Provided records:
***

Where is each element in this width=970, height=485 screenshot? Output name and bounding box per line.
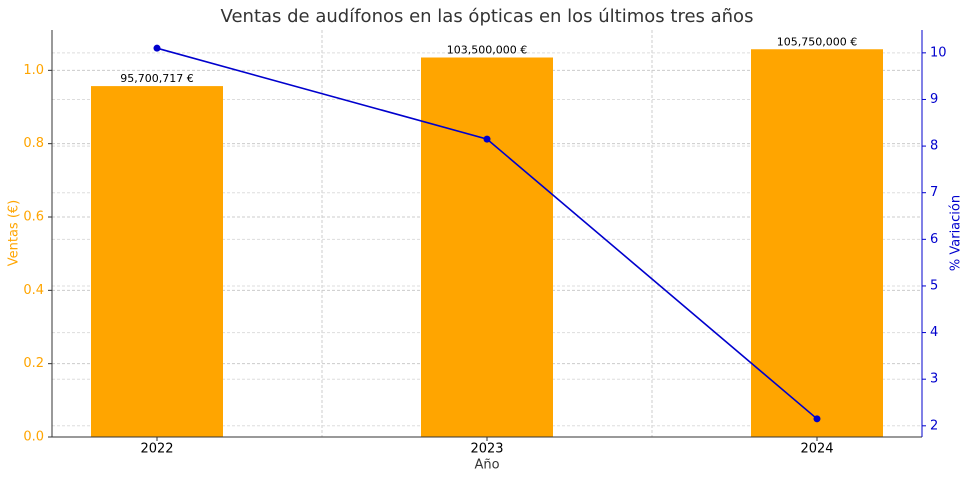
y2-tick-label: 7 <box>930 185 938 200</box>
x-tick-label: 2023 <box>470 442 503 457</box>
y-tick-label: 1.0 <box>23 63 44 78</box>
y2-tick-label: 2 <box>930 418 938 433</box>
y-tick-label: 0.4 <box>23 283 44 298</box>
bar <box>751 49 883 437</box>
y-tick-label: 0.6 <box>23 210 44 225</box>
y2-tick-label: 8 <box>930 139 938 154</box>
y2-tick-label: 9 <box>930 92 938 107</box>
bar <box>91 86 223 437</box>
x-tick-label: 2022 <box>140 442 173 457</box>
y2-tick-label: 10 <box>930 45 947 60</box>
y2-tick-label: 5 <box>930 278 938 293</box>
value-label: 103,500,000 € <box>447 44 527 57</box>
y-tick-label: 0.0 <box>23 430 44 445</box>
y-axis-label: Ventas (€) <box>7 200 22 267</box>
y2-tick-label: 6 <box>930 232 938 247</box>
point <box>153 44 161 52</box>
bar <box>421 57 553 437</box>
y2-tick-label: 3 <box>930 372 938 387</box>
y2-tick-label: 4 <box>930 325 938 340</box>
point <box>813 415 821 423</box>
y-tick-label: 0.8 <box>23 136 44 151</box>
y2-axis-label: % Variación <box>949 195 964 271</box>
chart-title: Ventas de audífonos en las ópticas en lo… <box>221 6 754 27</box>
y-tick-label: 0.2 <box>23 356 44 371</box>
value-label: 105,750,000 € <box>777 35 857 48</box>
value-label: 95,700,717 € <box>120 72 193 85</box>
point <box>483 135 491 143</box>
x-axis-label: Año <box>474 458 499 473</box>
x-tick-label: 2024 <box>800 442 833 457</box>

***

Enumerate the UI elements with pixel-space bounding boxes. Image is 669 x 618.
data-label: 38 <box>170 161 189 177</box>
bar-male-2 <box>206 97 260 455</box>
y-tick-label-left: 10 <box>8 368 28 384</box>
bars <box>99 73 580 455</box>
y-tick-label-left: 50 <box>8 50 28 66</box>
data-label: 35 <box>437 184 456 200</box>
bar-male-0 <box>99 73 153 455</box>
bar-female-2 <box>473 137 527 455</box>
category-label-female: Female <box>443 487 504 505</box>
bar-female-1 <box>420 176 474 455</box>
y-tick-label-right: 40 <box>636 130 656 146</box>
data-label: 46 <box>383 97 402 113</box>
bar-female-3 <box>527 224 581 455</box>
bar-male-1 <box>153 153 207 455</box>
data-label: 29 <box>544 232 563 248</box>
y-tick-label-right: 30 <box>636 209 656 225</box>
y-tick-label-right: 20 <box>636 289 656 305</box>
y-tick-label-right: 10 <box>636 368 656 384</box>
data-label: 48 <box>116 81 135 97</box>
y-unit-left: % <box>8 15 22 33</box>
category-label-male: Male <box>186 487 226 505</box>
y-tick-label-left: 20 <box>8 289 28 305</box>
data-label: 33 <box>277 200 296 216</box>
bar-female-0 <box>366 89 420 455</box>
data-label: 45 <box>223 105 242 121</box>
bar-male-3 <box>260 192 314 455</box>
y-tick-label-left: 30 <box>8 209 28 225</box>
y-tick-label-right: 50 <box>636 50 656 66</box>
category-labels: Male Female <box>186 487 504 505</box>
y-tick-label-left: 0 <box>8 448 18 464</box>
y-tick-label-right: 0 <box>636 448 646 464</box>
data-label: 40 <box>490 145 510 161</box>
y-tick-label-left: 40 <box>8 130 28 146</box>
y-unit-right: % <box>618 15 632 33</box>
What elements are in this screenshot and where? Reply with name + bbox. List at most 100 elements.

***

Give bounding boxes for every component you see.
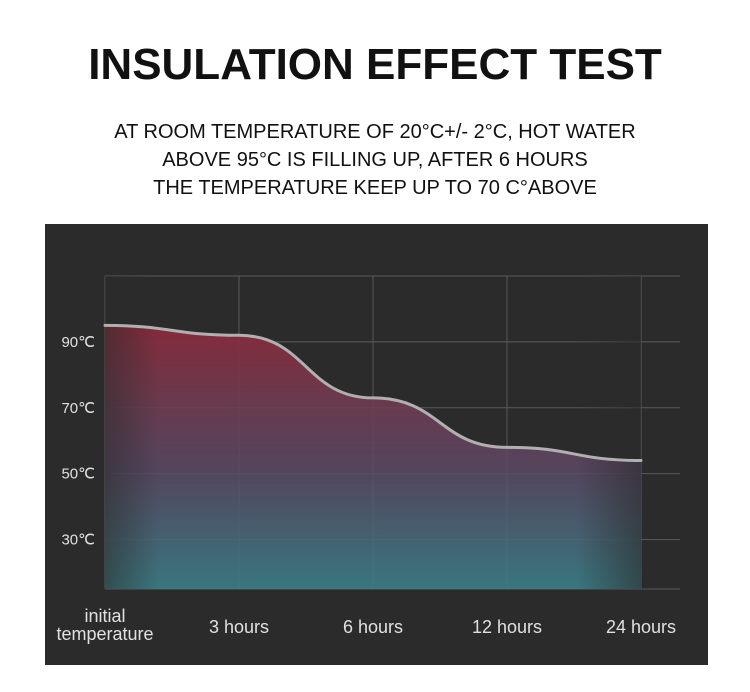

***

Exercise brief: Copy the data from the line that contains "Where is each" through the line that contains "y2-axis-label: % Variación", keeping every line unchanged and leaving out the pictures.

Answer:
Where is each element in this width=970, height=485 screenshot? Output name and bounding box per line.
y2-tick-label: 7 <box>930 185 938 200</box>
x-tick-label: 2023 <box>470 442 503 457</box>
y-tick-label: 1.0 <box>23 63 44 78</box>
y2-tick-label: 2 <box>930 418 938 433</box>
y-tick-label: 0.4 <box>23 283 44 298</box>
bar <box>751 49 883 437</box>
y-tick-label: 0.6 <box>23 210 44 225</box>
y2-tick-label: 8 <box>930 139 938 154</box>
y2-tick-label: 9 <box>930 92 938 107</box>
bar <box>91 86 223 437</box>
x-tick-label: 2022 <box>140 442 173 457</box>
y2-tick-label: 10 <box>930 45 947 60</box>
y2-tick-label: 5 <box>930 278 938 293</box>
value-label: 103,500,000 € <box>447 44 527 57</box>
y-tick-label: 0.0 <box>23 430 44 445</box>
y-axis-label: Ventas (€) <box>7 200 22 267</box>
y2-tick-label: 6 <box>930 232 938 247</box>
point <box>153 44 161 52</box>
bar <box>421 57 553 437</box>
y2-tick-label: 3 <box>930 372 938 387</box>
y2-tick-label: 4 <box>930 325 938 340</box>
point <box>813 415 821 423</box>
y-tick-label: 0.8 <box>23 136 44 151</box>
y2-axis-label: % Variación <box>949 195 964 271</box>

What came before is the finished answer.